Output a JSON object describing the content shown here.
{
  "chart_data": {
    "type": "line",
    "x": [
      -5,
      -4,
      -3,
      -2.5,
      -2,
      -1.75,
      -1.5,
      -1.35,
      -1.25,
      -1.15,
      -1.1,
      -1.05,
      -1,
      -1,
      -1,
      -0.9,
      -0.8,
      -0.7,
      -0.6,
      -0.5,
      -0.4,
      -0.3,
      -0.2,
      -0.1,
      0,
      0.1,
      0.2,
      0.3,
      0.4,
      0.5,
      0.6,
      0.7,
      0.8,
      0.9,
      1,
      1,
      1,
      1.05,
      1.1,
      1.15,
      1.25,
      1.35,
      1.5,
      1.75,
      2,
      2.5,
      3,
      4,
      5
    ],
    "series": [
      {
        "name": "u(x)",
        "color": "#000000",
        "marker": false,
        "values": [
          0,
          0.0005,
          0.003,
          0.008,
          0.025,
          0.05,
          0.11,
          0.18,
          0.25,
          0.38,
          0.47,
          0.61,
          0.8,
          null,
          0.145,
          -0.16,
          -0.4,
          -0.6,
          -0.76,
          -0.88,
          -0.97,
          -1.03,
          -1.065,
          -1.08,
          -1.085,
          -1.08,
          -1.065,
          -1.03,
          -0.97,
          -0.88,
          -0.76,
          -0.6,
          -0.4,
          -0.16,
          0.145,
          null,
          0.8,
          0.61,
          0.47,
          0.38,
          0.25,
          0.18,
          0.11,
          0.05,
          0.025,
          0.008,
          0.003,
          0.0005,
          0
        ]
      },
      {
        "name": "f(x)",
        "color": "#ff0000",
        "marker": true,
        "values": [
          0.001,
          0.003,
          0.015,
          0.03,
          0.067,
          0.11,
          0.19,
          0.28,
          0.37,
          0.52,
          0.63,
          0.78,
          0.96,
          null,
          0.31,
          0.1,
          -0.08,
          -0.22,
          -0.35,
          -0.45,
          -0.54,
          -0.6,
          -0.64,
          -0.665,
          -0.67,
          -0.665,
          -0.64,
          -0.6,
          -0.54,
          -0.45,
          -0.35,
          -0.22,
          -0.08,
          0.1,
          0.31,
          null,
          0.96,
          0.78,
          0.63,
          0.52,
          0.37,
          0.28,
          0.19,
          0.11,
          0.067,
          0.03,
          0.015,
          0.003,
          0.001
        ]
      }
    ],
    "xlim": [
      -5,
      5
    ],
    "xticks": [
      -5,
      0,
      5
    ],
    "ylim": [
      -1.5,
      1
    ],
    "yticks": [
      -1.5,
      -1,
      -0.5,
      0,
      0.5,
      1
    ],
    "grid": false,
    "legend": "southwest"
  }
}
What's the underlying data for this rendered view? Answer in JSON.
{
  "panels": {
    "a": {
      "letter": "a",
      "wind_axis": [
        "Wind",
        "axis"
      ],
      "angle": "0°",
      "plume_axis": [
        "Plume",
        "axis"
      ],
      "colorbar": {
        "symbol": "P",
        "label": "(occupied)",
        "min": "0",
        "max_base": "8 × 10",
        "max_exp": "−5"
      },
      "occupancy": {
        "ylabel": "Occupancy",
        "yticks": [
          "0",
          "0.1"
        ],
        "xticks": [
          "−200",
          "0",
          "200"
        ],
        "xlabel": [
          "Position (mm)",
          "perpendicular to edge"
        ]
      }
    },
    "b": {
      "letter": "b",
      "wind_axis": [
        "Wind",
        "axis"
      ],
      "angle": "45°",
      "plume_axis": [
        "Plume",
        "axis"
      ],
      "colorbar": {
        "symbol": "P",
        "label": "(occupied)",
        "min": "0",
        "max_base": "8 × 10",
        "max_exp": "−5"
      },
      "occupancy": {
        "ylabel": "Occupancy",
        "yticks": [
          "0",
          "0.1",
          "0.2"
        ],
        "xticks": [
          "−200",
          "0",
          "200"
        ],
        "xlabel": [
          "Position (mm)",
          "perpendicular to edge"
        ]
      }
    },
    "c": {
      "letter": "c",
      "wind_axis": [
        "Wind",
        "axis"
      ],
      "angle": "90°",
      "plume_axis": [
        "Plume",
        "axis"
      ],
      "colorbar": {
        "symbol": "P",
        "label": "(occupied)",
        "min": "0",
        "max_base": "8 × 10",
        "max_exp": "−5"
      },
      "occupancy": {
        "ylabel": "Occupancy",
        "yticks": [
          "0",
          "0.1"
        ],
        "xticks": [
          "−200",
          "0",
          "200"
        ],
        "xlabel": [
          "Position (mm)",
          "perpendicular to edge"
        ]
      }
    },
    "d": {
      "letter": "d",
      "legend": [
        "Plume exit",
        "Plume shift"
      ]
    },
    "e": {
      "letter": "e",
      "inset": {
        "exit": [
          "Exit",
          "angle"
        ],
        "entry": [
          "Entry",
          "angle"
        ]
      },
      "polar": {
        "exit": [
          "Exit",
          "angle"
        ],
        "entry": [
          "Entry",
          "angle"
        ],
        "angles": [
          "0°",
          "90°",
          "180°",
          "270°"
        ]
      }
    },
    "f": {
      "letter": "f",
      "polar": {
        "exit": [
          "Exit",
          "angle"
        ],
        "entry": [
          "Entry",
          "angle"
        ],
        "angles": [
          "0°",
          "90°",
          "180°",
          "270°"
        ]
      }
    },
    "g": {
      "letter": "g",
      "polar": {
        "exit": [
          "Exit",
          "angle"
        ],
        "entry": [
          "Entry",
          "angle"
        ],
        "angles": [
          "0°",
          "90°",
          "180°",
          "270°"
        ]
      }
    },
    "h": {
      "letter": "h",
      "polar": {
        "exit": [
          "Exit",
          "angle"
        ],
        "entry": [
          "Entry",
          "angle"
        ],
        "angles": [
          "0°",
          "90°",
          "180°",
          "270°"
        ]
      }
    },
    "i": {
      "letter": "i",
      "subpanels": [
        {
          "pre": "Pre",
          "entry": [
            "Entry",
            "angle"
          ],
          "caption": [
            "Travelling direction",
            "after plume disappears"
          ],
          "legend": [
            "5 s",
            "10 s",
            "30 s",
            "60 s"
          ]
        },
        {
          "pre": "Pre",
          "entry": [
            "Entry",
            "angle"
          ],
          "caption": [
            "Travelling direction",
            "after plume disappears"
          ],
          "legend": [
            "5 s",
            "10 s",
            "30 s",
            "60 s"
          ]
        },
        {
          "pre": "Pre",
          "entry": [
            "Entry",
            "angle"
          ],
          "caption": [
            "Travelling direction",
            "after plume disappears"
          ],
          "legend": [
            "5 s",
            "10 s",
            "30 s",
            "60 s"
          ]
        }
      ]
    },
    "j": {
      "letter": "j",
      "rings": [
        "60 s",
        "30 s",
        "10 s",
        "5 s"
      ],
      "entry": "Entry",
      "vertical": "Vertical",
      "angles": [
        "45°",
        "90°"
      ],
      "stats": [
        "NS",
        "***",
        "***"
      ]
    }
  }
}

···

> _TASK BRIEF_:
Write down all the entries again without a single difference.

> _SOLUTION TO THIS TASK_:
Output a JSON object describing the content shown here.
{
  "chart_data": {
    "type": "line",
    "x": [
      -5,
      -4,
      -3,
      -2.5,
      -2,
      -1.75,
      -1.5,
      -1.35,
      -1.25,
      -1.15,
      -1.1,
      -1.05,
      -1,
      -1,
      -1,
      -0.9,
      -0.8,
      -0.7,
      -0.6,
      -0.5,
      -0.4,
      -0.3,
      -0.2,
      -0.1,
      0,
      0.1,
      0.2,
      0.3,
      0.4,
      0.5,
      0.6,
      0.7,
      0.8,
      0.9,
      1,
      1,
      1,
      1.05,
      1.1,
      1.15,
      1.25,
      1.35,
      1.5,
      1.75,
      2,
      2.5,
      3,
      4,
      5
    ],
    "series": [
      {
        "name": "u(x)",
        "color": "#000000",
        "marker": false,
        "values": [
          0,
          0.0005,
          0.003,
          0.008,
          0.025,
          0.05,
          0.11,
          0.18,
          0.25,
          0.38,
          0.47,
          0.61,
          0.8,
          null,
          0.145,
          -0.16,
          -0.4,
          -0.6,
          -0.76,
          -0.88,
          -0.97,
          -1.03,
          -1.065,
          -1.08,
          -1.085,
          -1.08,
          -1.065,
          -1.03,
          -0.97,
          -0.88,
          -0.76,
          -0.6,
          -0.4,
          -0.16,
          0.145,
          null,
          0.8,
          0.61,
          0.47,
          0.38,
          0.25,
          0.18,
          0.11,
          0.05,
          0.025,
          0.008,
          0.003,
          0.0005,
          0
        ]
      },
      {
        "name": "f(x)",
        "color": "#ff0000",
        "marker": true,
        "values": [
          0.001,
          0.003,
          0.015,
          0.03,
          0.067,
          0.11,
          0.19,
          0.28,
          0.37,
          0.52,
          0.63,
          0.78,
          0.96,
          null,
          0.31,
          0.1,
          -0.08,
          -0.22,
          -0.35,
          -0.45,
          -0.54,
          -0.6,
          -0.64,
          -0.665,
          -0.67,
          -0.665,
          -0.64,
          -0.6,
          -0.54,
          -0.45,
          -0.35,
          -0.22,
          -0.08,
          0.1,
          0.31,
          null,
          0.96,
          0.78,
          0.63,
          0.52,
          0.37,
          0.28,
          0.19,
          0.11,
          0.067,
          0.03,
          0.015,
          0.003,
          0.001
        ]
      }
    ],
    "xlim": [
      -5,
      5
    ],
    "xticks": [
      -5,
      0,
      5
    ],
    "ylim": [
      -1.5,
      1
    ],
    "yticks": [
      -1.5,
      -1,
      -0.5,
      0,
      0.5,
      1
    ],
    "grid": false,
    "legend": "southwest"
  }
}
What's the underlying data for this rendered view? Answer in JSON.
{
  "panels": {
    "a": {
      "letter": "a",
      "wind_axis": [
        "Wind",
        "axis"
      ],
      "angle": "0°",
      "plume_axis": [
        "Plume",
        "axis"
      ],
      "colorbar": {
        "symbol": "P",
        "label": "(occupied)",
        "min": "0",
        "max_base": "8 × 10",
        "max_exp": "−5"
      },
      "occupancy": {
        "ylabel": "Occupancy",
        "yticks": [
          "0",
          "0.1"
        ],
        "xticks": [
          "−200",
          "0",
          "200"
        ],
        "xlabel": [
          "Position (mm)",
          "perpendicular to edge"
        ]
      }
    },
    "b": {
      "letter": "b",
      "wind_axis": [
        "Wind",
        "axis"
      ],
      "angle": "45°",
      "plume_axis": [
        "Plume",
        "axis"
      ],
      "colorbar": {
        "symbol": "P",
        "label": "(occupied)",
        "min": "0",
        "max_base": "8 × 10",
        "max_exp": "−5"
      },
      "occupancy": {
        "ylabel": "Occupancy",
        "yticks": [
          "0",
          "0.1",
          "0.2"
        ],
        "xticks": [
          "−200",
          "0",
          "200"
        ],
        "xlabel": [
          "Position (mm)",
          "perpendicular to edge"
        ]
      }
    },
    "c": {
      "letter": "c",
      "wind_axis": [
        "Wind",
        "axis"
      ],
      "angle": "90°",
      "plume_axis": [
        "Plume",
        "axis"
      ],
      "colorbar": {
        "symbol": "P",
        "label": "(occupied)",
        "min": "0",
        "max_base": "8 × 10",
        "max_exp": "−5"
      },
      "occupancy": {
        "ylabel": "Occupancy",
        "yticks": [
          "0",
          "0.1"
        ],
        "xticks": [
          "−200",
          "0",
          "200"
        ],
        "xlabel": [
          "Position (mm)",
          "perpendicular to edge"
        ]
      }
    },
    "d": {
      "letter": "d",
      "legend": [
        "Plume exit",
        "Plume shift"
      ]
    },
    "e": {
      "letter": "e",
      "inset": {
        "exit": [
          "Exit",
          "angle"
        ],
        "entry": [
          "Entry",
          "angle"
        ]
      },
      "polar": {
        "exit": [
          "Exit",
          "angle"
        ],
        "entry": [
          "Entry",
          "angle"
        ],
        "angles": [
          "0°",
          "90°",
          "180°",
          "270°"
        ]
      }
    },
    "f": {
      "letter": "f",
      "polar": {
        "exit": [
          "Exit",
          "angle"
        ],
        "entry": [
          "Entry",
          "angle"
        ],
        "angles": [
          "0°",
          "90°",
          "180°",
          "270°"
        ]
      }
    },
    "g": {
      "letter": "g",
      "polar": {
        "exit": [
          "Exit",
          "angle"
        ],
        "entry": [
          "Entry",
          "angle"
        ],
        "angles": [
          "0°",
          "90°",
          "180°",
          "270°"
        ]
      }
    },
    "h": {
      "letter": "h",
      "polar": {
        "exit": [
          "Exit",
          "angle"
        ],
        "entry": [
          "Entry",
          "angle"
        ],
        "angles": [
          "0°",
          "90°",
          "180°",
          "270°"
        ]
      }
    },
    "i": {
      "letter": "i",
      "subpanels": [
        {
          "pre": "Pre",
          "entry": [
            "Entry",
            "angle"
          ],
          "caption": [
            "Travelling direction",
            "after plume disappears"
          ],
          "legend": [
            "5 s",
            "10 s",
            "30 s",
            "60 s"
          ]
        },
        {
          "pre": "Pre",
          "entry": [
            "Entry",
            "angle"
          ],
          "caption": [
            "Travelling direction",
            "after plume disappears"
          ],
          "legend": [
            "5 s",
            "10 s",
            "30 s",
            "60 s"
          ]
        },
        {
          "pre": "Pre",
          "entry": [
            "Entry",
            "angle"
          ],
          "caption": [
            "Travelling direction",
            "after plume disappears"
          ],
          "legend": [
            "5 s",
            "10 s",
            "30 s",
            "60 s"
          ]
        }
      ]
    },
    "j": {
      "letter": "j",
      "rings": [
        "60 s",
        "30 s",
        "10 s",
        "5 s"
      ],
      "entry": "Entry",
      "vertical": "Vertical",
      "angles": [
        "45°",
        "90°"
      ],
      "stats": [
        "NS",
        "***",
        "***"
      ]
    }
  }
}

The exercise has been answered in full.